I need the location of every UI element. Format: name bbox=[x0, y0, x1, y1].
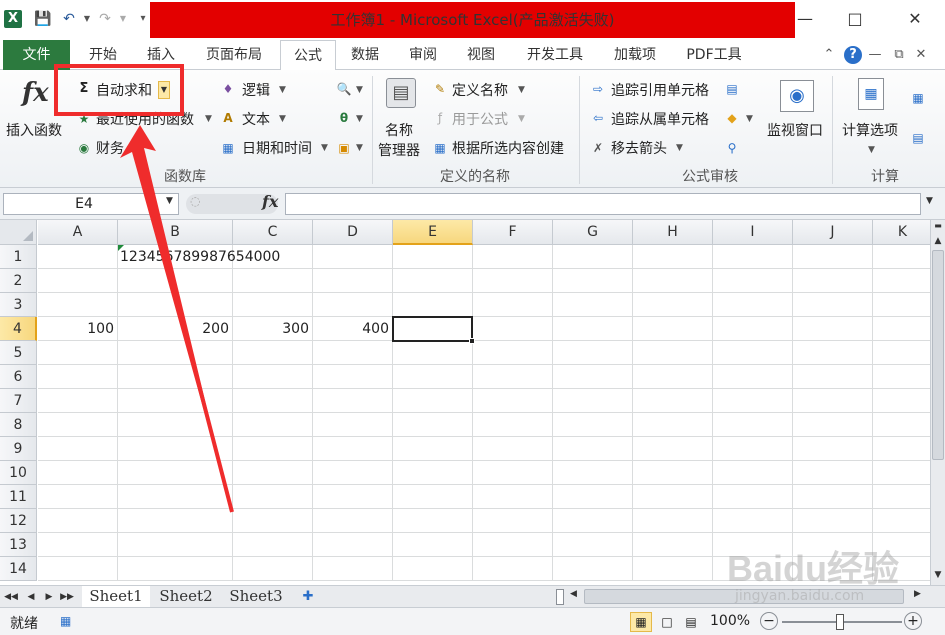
watermark-url: jingyan.baidu.com bbox=[735, 588, 865, 604]
annotation-arrow-line bbox=[136, 149, 234, 513]
watermark-brand: Baidu经验 bbox=[727, 548, 900, 589]
baidu-watermark: Baidu经验 jingyan.baidu.com bbox=[715, 520, 945, 610]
━━━━━━━━━━
Recopiez à l'identique toutes les lignes des documents ci-dessus, sans y inclure les images.

- [RÉPONSE RÉDIGÉE]:
I need the location of every UI element. Format: name bbox=[x0, y0, x1, y1].
watermark-url: jingyan.baidu.com bbox=[735, 588, 865, 604]
annotation-arrow-line bbox=[136, 149, 234, 513]
watermark-brand: Baidu经验 bbox=[727, 548, 900, 589]
baidu-watermark: Baidu经验 jingyan.baidu.com bbox=[715, 520, 945, 610]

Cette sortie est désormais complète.